WHAT THE TASK REQUIRES |
Below are some records. Copy every line in them that holds "icon".

[BEGIN INPUT MATERIAL]

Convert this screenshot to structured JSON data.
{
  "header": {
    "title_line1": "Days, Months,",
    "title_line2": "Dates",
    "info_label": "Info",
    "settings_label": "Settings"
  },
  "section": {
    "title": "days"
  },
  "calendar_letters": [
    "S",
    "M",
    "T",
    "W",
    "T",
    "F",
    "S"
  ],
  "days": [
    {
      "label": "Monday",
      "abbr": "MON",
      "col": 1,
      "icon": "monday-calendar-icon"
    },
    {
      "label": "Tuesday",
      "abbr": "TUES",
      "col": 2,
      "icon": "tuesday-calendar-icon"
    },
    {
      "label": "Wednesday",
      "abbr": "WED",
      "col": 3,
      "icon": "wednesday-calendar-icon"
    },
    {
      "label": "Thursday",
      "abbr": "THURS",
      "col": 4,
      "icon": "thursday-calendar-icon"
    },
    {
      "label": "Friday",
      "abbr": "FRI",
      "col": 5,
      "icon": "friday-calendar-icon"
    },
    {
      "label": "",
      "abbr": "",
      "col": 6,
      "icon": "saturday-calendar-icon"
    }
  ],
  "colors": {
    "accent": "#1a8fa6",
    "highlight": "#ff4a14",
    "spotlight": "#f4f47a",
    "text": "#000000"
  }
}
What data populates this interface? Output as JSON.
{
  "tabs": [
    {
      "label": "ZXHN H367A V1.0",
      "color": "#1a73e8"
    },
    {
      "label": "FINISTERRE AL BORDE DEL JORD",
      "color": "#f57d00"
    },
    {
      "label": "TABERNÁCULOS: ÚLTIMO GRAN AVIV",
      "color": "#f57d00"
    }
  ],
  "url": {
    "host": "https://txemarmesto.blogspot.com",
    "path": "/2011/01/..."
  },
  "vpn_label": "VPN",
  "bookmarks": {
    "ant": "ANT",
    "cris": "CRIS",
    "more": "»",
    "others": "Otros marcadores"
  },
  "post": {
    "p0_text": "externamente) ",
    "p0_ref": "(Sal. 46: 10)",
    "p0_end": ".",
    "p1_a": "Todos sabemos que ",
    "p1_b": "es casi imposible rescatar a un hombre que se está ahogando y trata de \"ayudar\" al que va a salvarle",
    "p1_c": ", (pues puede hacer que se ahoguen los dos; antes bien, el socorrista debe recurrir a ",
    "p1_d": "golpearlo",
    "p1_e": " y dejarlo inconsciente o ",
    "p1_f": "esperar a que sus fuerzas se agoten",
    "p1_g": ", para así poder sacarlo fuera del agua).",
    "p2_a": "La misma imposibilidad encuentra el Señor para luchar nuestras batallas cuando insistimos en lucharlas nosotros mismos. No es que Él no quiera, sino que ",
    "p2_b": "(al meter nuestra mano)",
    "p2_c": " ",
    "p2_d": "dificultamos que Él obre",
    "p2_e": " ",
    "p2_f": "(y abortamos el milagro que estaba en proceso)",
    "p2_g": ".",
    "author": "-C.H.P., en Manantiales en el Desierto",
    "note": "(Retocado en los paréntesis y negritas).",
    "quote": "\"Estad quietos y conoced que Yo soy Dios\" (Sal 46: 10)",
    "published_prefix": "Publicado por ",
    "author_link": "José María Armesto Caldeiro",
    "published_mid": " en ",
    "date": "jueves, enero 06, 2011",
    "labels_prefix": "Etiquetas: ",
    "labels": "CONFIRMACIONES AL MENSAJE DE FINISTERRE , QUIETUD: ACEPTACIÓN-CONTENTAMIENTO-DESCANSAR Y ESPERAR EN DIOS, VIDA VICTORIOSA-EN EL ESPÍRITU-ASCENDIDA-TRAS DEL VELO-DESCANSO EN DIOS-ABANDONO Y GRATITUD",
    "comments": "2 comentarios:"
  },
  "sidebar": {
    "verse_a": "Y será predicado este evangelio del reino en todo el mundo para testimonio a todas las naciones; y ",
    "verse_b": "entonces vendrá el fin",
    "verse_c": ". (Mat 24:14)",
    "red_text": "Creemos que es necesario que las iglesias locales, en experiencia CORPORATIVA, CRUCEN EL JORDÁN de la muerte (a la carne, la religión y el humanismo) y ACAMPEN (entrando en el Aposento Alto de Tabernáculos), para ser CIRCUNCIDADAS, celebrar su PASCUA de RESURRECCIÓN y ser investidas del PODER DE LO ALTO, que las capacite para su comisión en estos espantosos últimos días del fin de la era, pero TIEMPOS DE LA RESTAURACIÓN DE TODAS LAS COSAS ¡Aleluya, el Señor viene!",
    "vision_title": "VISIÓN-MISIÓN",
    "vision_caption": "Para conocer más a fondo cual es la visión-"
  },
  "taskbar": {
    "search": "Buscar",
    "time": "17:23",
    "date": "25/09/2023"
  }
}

[END INPUT MATERIAL]

SOLUTION BELOW |
      "icon": "monday-calendar-icon"
      "icon": "tuesday-calendar-icon"
      "icon": "wednesday-calendar-icon"
      "icon": "thursday-calendar-icon"
      "icon": "friday-calendar-icon"
      "icon": "saturday-calendar-icon"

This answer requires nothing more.